→ GOAL:
Gather the lines that hold the string "name".

→ EXTRACTED DATA:

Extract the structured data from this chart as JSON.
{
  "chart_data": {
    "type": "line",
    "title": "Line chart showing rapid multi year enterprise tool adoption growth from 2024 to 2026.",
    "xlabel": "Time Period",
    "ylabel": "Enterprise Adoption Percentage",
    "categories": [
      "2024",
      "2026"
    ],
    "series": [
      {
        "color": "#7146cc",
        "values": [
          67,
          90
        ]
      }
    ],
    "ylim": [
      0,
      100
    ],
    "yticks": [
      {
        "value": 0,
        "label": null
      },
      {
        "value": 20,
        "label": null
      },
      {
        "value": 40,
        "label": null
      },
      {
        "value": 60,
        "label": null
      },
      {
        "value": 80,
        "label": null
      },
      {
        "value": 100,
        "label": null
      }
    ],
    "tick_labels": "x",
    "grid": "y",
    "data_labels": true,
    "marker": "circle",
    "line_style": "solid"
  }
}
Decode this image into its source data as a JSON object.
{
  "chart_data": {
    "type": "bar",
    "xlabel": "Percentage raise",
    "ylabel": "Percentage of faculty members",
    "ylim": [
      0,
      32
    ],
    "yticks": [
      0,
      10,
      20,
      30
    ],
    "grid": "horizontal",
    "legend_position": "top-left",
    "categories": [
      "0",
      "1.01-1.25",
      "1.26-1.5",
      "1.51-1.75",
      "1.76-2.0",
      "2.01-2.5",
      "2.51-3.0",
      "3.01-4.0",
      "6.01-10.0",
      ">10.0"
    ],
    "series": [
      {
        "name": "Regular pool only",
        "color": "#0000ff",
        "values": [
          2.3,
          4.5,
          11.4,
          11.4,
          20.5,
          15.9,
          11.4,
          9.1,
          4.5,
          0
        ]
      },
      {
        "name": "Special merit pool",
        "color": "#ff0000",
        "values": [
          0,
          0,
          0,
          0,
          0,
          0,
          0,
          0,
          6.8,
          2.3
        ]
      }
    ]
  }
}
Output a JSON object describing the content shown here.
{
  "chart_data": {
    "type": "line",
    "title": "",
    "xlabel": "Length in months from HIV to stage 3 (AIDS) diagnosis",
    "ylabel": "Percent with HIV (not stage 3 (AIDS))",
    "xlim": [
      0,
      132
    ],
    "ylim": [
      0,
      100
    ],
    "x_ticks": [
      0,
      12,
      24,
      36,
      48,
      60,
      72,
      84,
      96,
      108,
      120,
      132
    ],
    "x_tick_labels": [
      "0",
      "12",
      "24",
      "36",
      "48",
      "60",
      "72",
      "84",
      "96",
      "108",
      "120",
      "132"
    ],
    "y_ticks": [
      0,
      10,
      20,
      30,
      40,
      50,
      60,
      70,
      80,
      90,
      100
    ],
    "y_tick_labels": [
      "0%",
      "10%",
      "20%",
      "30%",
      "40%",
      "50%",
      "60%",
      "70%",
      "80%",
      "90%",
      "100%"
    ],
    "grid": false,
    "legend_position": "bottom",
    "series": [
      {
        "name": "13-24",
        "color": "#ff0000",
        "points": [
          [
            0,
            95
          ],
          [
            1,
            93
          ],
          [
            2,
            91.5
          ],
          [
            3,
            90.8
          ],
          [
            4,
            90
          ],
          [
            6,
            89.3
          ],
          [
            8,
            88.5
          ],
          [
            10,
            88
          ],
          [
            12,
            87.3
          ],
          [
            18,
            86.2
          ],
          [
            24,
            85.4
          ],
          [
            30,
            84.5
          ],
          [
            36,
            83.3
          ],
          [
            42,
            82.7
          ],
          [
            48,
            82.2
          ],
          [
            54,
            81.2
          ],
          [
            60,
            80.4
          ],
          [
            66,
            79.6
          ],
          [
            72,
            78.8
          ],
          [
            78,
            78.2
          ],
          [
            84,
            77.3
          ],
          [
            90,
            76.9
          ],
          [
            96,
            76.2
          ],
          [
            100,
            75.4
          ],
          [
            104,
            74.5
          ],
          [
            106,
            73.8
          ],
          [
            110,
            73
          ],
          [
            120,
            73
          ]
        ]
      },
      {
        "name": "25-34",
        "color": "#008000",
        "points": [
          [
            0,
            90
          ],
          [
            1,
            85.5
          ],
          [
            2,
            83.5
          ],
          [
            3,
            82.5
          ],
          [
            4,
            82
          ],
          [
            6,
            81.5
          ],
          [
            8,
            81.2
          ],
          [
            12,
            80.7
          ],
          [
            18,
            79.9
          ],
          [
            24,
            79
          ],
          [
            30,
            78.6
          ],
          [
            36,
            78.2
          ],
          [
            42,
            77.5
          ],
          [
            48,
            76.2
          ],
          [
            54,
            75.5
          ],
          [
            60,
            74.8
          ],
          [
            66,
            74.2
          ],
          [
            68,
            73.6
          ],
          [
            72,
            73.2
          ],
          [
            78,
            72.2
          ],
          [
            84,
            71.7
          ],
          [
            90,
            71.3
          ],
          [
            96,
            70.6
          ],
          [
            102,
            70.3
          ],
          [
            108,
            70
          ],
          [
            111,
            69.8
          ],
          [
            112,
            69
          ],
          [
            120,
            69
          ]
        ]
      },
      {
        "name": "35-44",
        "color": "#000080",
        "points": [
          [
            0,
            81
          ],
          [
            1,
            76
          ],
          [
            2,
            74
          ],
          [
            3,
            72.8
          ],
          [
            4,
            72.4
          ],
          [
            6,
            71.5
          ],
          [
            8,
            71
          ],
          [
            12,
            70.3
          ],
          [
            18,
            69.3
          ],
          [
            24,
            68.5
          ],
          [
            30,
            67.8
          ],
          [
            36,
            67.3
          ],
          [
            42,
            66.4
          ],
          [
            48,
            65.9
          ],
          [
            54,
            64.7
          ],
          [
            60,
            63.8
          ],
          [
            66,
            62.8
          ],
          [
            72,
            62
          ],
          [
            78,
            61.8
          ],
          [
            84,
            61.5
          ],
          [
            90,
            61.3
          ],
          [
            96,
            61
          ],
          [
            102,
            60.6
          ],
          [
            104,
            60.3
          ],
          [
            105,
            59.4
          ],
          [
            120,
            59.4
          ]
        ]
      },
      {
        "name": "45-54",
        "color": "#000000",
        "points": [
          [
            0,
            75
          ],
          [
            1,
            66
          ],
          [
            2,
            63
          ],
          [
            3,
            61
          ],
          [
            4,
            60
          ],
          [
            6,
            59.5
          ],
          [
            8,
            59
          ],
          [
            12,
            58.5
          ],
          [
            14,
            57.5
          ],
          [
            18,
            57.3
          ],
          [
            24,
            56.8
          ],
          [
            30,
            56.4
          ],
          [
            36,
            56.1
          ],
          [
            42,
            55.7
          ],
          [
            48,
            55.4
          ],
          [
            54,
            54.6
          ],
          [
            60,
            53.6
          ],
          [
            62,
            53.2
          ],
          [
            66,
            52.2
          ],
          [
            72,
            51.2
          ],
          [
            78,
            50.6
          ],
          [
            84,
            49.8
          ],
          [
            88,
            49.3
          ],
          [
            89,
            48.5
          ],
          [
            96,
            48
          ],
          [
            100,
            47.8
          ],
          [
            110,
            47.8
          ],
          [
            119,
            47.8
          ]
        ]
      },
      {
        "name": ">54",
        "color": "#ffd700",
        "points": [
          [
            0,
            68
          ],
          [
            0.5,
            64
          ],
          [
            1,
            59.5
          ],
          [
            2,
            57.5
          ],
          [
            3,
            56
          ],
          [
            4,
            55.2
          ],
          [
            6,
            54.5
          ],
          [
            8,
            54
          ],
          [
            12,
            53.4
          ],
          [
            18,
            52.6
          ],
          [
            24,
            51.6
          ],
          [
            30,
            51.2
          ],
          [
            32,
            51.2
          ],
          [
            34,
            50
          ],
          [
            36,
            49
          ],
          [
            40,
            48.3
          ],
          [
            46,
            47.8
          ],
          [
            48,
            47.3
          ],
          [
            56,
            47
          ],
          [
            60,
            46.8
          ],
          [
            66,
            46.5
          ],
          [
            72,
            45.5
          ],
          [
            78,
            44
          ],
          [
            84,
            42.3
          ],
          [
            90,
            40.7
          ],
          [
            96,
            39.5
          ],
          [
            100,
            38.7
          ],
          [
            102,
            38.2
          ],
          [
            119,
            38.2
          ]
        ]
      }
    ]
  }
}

→ EXERCISE RESPONSE:
        "name": "Regular pool only",
        "name": "Special merit pool",
        "name": "13-24",
        "name": "25-34",
        "name": "35-44",
        "name": "45-54",
        "name": ">54",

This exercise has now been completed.